MATERIAL SUPPLIED:
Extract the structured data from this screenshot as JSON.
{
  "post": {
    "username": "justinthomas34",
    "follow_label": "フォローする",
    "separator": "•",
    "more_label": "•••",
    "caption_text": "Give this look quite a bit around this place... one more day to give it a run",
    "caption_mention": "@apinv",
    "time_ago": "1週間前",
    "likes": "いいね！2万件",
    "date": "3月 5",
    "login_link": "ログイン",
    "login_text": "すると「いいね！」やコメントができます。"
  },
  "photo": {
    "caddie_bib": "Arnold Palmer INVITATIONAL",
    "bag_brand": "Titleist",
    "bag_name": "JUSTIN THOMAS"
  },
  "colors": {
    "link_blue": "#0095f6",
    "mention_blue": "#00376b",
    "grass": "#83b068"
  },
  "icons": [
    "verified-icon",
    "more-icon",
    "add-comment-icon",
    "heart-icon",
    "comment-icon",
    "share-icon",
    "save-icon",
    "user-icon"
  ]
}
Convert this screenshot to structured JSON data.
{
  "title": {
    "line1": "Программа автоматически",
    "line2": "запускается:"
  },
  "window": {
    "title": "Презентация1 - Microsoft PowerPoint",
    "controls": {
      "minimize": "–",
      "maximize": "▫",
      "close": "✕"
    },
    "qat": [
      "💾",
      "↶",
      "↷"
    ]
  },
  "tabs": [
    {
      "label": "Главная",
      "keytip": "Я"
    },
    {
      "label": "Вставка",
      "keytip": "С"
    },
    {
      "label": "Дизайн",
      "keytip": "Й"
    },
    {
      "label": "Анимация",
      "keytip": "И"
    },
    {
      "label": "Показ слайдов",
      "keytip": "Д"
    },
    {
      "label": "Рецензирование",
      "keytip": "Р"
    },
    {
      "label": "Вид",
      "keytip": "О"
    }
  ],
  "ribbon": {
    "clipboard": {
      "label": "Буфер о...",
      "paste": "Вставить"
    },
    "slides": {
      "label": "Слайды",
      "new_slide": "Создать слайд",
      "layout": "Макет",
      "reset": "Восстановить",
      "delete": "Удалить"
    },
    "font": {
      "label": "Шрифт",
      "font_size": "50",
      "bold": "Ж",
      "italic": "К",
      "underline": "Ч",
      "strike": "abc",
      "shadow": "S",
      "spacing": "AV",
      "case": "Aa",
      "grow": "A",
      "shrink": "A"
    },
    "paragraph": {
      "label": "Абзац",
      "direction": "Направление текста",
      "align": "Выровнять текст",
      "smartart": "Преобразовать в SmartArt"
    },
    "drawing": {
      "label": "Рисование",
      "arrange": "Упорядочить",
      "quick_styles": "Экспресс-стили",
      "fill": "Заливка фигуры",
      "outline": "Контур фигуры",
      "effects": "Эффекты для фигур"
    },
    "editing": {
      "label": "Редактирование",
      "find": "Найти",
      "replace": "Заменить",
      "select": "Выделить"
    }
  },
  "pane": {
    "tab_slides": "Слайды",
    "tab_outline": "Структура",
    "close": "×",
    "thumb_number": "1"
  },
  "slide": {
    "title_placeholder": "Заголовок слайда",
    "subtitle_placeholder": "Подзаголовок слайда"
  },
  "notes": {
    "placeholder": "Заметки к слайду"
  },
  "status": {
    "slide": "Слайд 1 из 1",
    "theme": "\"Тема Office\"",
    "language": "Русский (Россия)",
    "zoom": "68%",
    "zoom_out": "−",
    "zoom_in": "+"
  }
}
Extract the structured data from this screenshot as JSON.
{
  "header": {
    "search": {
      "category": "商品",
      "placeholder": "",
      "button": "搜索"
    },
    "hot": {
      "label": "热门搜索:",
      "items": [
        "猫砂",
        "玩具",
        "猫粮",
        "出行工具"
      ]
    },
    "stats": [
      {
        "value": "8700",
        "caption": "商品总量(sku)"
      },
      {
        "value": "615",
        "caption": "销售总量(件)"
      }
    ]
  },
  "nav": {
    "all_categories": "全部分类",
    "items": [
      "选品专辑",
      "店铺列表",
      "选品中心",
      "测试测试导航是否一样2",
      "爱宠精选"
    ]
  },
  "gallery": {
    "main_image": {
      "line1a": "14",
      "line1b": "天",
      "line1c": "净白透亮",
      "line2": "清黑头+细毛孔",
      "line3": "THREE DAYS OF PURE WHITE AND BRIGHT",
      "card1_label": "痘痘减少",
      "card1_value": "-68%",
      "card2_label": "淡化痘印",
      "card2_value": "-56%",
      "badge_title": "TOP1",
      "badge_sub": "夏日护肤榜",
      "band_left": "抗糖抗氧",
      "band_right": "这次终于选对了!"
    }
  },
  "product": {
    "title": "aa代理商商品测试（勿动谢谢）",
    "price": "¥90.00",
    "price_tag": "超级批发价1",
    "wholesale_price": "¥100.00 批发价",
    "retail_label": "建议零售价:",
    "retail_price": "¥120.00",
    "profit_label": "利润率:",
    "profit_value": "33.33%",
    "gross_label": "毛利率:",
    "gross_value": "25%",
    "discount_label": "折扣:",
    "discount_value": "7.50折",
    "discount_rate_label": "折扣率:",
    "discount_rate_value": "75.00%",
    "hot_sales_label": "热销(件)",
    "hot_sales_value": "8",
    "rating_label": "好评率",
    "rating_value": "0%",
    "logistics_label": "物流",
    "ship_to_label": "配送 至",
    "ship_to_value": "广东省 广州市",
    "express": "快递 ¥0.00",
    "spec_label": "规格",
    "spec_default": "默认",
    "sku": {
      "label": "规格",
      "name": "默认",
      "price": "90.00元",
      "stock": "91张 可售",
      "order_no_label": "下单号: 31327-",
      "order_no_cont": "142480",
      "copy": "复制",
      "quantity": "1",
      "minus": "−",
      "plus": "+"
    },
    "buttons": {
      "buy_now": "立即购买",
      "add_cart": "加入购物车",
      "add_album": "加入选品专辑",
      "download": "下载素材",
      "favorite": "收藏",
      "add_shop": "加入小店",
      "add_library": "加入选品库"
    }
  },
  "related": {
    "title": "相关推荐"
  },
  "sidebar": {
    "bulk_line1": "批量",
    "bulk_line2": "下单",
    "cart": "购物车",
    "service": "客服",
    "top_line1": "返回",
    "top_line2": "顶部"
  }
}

GIVEN EXERCISE: Give the number of lines in the listing above that hold the string "слайда", with nothing else.

WRITTEN RESPONSE: 2